_Given request:_
Go through the data below. Pull out every line that has the word "любил".

_Data records:_
——

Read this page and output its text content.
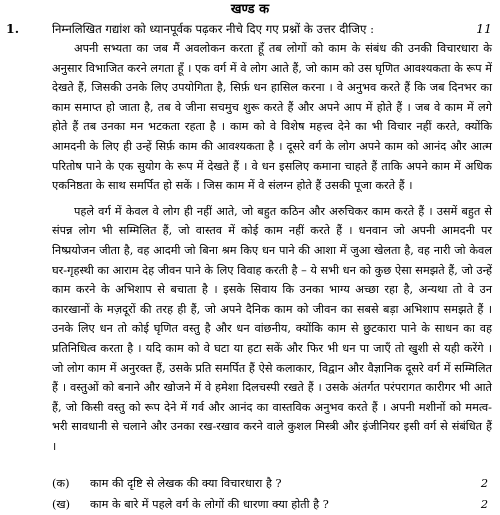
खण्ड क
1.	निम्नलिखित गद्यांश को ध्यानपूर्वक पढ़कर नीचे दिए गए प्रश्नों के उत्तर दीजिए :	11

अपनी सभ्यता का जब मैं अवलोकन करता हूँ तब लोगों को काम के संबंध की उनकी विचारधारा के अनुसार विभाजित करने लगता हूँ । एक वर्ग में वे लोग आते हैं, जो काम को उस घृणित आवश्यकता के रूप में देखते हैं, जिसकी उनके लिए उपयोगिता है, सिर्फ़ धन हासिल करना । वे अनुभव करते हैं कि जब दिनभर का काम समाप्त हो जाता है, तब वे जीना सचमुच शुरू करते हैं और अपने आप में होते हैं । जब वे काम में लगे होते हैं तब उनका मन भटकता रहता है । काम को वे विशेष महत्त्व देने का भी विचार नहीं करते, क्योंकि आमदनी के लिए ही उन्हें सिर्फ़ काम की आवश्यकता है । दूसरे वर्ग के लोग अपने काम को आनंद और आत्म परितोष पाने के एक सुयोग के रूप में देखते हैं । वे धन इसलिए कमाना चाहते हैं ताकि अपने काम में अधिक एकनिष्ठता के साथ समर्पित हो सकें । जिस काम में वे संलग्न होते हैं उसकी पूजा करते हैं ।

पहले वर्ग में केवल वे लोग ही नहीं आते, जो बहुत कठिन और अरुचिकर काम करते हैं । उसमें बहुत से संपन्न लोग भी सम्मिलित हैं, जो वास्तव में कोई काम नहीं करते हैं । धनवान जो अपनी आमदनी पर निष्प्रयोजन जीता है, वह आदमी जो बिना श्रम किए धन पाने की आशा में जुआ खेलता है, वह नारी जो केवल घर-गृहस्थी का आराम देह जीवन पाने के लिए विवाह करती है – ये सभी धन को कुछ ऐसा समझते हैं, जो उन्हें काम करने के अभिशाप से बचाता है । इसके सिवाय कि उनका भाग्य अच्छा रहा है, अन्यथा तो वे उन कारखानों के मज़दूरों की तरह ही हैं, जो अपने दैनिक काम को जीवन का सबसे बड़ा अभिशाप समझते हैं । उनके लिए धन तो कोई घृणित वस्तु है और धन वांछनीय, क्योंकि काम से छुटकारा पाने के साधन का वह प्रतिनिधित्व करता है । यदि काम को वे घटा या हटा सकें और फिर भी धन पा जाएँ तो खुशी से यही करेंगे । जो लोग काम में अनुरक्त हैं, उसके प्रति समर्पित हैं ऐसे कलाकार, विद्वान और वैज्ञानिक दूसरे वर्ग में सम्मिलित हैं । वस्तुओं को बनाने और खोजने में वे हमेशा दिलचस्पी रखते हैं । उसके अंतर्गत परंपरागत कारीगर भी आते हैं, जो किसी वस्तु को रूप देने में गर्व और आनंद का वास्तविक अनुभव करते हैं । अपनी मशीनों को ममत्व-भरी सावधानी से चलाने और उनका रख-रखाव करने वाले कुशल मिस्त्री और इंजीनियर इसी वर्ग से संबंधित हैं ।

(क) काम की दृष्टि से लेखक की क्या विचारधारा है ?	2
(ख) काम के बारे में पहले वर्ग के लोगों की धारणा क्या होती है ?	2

——

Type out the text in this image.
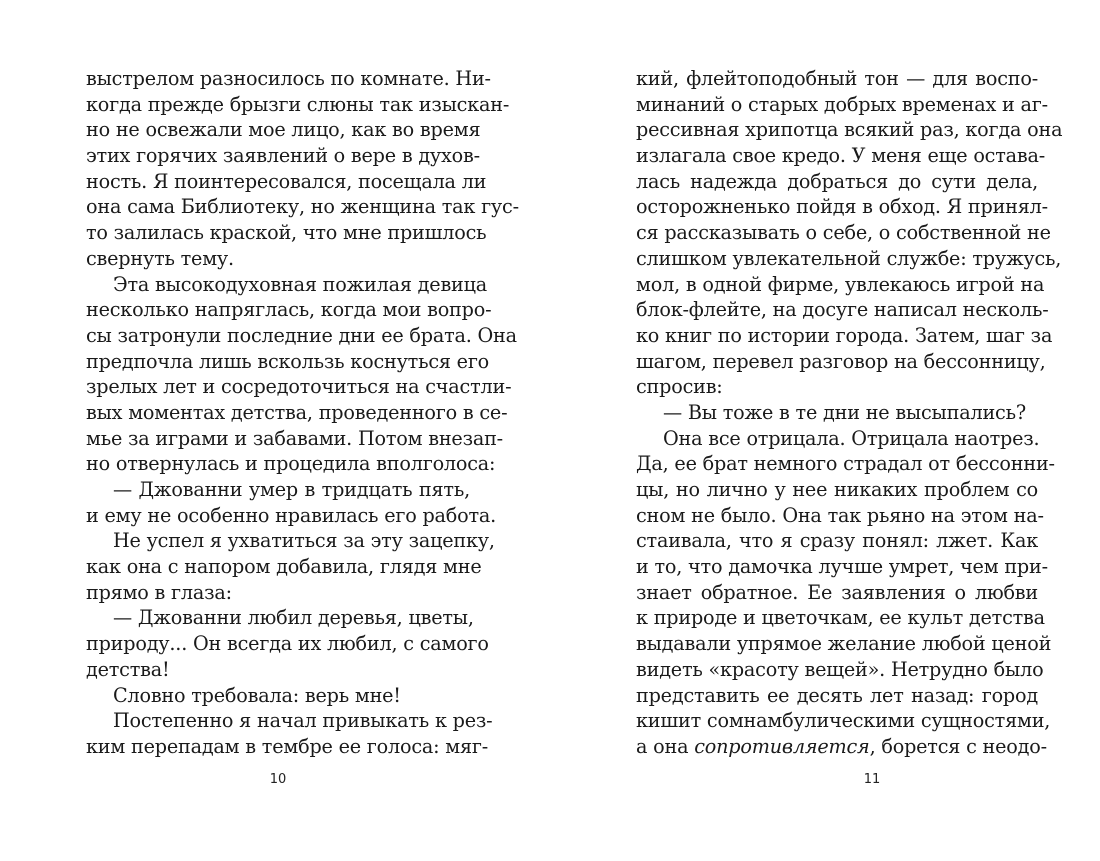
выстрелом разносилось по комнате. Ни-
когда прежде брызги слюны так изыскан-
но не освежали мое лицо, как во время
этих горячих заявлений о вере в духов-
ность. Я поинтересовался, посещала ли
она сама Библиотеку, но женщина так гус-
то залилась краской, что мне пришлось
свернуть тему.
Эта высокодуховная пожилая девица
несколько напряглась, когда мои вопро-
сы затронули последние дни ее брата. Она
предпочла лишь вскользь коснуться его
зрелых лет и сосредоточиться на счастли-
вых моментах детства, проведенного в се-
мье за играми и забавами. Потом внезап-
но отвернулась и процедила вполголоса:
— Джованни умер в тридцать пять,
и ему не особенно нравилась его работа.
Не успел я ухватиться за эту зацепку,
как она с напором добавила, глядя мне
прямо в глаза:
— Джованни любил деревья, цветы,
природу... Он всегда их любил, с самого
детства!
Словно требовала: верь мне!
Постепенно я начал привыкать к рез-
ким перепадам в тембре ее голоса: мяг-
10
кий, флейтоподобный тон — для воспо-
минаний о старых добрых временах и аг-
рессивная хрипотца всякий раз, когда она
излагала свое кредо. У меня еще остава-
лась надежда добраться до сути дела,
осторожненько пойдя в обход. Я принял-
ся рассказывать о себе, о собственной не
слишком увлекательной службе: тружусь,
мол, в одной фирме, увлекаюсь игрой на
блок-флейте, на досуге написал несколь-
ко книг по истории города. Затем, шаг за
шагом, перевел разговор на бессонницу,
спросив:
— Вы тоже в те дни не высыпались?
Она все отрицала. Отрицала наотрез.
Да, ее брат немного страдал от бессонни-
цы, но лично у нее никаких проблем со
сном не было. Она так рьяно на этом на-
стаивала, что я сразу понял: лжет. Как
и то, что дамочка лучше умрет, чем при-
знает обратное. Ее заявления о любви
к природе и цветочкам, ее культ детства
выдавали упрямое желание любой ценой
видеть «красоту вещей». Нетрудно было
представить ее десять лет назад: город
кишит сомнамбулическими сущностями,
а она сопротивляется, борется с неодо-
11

——

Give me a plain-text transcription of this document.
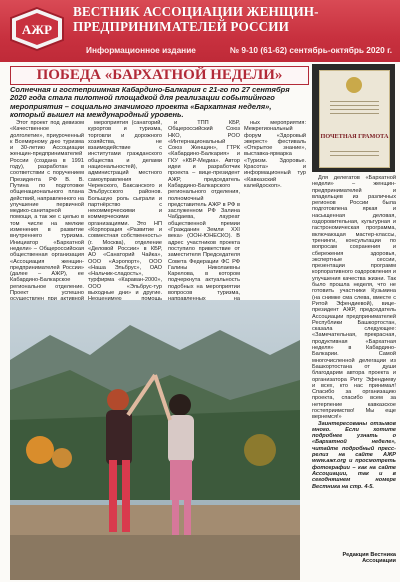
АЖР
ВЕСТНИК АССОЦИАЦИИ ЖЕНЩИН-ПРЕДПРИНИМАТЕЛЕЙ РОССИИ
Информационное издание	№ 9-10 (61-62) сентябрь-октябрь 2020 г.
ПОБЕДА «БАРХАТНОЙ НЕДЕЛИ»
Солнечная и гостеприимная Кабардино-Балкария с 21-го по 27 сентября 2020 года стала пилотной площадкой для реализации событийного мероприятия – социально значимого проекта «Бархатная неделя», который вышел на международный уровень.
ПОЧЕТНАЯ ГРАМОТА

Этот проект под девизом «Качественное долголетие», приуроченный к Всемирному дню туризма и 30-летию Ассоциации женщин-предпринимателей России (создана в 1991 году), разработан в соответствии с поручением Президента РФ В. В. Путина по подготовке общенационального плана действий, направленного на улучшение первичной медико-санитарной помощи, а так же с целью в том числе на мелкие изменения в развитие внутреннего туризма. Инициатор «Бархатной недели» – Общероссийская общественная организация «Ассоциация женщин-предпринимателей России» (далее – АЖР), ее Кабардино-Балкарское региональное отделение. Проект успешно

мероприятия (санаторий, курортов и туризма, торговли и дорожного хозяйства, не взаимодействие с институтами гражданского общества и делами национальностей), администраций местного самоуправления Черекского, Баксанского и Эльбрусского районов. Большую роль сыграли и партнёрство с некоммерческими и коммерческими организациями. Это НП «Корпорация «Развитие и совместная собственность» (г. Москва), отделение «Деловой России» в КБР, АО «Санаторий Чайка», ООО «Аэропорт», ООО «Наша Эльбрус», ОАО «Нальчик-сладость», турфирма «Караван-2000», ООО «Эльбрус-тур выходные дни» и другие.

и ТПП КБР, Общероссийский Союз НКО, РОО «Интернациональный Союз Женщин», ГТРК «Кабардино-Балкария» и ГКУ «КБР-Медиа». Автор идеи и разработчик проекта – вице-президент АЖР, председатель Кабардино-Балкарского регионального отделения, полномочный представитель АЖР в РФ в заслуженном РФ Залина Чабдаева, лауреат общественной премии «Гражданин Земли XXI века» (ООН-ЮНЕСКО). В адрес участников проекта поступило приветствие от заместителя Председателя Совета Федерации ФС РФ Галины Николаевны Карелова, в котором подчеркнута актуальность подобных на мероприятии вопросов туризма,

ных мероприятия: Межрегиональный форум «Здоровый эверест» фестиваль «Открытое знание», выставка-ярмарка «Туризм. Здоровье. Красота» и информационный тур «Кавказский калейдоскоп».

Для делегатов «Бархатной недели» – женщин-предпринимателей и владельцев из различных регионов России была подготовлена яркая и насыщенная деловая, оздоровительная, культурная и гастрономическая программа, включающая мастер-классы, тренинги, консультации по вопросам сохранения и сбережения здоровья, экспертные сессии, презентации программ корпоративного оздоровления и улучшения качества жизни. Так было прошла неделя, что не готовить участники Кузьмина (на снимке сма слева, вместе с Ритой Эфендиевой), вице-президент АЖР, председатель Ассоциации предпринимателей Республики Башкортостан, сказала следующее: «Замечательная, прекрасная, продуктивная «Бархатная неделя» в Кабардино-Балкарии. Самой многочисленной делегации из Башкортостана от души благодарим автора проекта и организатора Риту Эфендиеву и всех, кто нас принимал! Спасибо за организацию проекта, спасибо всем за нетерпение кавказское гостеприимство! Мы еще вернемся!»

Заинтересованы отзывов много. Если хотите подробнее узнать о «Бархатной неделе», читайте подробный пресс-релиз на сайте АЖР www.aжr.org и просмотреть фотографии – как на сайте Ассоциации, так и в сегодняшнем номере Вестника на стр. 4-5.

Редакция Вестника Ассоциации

——

_Reply:_
— Джованни любил деревья, цветы,
природу... Он всегда их любил, с самого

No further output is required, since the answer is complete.